### REQUEST:
Looking through the listing, how many of its lines hold the word "plane"? Answer with only the number.

### EXERCISE DATA:
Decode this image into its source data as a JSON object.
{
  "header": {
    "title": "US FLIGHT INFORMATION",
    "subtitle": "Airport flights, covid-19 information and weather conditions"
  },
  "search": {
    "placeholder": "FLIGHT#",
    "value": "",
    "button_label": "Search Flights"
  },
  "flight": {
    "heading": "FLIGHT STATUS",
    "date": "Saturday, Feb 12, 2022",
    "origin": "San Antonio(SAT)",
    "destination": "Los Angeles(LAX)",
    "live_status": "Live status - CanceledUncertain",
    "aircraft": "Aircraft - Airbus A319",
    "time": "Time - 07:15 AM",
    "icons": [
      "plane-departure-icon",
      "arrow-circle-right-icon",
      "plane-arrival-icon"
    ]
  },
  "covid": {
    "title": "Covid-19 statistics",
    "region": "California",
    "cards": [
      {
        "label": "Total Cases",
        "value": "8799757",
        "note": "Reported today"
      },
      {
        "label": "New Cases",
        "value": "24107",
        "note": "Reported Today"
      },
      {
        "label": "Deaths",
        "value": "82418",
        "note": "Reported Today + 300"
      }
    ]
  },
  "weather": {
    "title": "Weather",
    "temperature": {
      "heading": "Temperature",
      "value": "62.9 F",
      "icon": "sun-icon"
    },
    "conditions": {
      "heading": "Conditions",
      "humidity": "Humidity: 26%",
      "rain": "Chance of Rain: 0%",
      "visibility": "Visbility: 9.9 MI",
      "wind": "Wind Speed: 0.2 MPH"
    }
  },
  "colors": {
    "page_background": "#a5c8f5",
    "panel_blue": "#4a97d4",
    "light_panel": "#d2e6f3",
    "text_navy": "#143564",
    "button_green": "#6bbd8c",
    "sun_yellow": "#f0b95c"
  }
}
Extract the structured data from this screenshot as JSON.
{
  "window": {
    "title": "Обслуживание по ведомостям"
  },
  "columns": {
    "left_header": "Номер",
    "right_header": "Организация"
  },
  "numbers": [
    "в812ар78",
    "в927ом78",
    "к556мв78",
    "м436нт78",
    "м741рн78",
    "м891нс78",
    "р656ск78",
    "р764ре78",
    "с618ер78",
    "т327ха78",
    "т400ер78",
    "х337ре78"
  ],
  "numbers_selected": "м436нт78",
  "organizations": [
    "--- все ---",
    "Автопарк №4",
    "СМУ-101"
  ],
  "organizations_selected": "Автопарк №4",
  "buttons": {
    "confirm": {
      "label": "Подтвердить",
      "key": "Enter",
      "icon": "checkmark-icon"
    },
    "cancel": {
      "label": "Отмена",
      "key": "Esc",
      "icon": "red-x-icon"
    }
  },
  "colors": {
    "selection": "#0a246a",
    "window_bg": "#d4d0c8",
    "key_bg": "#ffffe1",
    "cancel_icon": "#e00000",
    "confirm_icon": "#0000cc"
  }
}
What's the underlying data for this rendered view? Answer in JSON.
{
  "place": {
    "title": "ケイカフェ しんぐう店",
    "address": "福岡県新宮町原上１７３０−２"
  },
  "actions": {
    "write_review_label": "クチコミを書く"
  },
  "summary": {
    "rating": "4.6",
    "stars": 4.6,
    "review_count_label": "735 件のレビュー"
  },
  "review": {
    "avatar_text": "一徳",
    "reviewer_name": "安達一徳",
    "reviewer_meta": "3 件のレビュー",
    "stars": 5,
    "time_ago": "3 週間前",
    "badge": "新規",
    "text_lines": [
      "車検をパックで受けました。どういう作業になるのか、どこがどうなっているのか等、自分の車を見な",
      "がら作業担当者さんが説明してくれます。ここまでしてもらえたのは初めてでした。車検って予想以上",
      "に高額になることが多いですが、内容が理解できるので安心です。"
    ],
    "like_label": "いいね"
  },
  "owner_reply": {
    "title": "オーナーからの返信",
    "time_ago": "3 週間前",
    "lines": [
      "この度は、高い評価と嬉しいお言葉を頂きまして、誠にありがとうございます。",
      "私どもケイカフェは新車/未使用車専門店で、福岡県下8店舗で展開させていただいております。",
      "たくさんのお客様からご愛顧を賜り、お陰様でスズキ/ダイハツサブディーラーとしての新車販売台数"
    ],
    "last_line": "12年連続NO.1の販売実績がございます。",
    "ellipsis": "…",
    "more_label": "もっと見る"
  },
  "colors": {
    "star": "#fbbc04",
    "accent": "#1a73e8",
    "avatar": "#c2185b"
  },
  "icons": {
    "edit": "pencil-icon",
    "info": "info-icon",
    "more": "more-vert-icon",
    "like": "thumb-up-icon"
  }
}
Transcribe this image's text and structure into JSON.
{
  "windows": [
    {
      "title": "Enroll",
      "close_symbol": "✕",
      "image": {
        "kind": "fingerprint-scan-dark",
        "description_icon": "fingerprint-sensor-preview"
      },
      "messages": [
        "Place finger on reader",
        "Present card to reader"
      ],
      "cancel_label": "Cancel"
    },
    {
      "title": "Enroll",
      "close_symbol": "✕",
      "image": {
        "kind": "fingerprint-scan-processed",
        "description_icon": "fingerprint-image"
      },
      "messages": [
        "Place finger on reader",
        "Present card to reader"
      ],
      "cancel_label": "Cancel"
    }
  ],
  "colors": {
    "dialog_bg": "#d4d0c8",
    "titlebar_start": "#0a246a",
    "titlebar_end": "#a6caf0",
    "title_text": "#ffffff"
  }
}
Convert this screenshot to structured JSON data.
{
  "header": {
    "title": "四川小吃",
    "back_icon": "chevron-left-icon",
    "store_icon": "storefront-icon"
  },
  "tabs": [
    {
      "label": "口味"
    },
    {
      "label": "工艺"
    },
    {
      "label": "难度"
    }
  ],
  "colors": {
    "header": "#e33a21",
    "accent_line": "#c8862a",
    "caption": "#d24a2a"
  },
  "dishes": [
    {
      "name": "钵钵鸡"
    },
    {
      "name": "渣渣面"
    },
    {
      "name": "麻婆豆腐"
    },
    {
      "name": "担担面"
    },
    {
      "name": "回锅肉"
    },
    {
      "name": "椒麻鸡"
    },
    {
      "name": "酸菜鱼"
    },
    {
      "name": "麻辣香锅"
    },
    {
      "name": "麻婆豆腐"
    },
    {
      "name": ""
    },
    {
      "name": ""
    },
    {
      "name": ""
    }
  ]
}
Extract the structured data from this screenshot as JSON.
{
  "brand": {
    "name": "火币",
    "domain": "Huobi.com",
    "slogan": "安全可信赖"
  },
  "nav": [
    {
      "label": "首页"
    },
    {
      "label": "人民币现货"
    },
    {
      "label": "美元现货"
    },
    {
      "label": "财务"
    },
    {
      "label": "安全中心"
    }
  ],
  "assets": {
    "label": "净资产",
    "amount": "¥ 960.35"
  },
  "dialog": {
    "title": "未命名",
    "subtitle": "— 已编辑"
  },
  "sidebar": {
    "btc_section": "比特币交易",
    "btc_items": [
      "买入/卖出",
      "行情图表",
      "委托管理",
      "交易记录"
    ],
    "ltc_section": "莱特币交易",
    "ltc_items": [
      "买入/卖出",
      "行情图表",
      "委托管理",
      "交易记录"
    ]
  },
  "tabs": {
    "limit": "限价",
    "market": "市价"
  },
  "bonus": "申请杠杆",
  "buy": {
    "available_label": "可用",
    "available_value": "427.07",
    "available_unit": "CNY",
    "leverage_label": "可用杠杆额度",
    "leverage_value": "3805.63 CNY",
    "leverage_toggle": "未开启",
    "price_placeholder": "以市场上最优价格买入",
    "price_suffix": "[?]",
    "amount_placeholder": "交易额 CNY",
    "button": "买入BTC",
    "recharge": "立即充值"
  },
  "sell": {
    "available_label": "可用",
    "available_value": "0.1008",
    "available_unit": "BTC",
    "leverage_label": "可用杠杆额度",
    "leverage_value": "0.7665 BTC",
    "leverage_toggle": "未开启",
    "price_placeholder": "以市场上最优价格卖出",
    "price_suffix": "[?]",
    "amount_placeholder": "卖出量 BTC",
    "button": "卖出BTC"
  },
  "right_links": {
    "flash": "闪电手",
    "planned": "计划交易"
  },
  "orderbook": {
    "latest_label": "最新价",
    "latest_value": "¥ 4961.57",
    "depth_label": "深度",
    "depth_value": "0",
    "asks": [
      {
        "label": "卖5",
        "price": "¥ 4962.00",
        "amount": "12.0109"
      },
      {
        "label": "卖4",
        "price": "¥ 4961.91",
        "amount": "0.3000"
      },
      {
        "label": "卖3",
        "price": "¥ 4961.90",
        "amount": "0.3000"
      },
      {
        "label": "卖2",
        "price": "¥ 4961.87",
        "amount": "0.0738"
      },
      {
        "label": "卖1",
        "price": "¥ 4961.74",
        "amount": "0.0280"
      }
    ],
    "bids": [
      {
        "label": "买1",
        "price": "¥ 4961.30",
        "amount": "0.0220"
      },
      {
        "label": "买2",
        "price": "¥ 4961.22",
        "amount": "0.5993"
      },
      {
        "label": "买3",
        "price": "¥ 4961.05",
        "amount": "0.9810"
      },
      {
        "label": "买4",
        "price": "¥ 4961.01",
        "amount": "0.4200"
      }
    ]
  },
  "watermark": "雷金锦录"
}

### THE REPLY:
2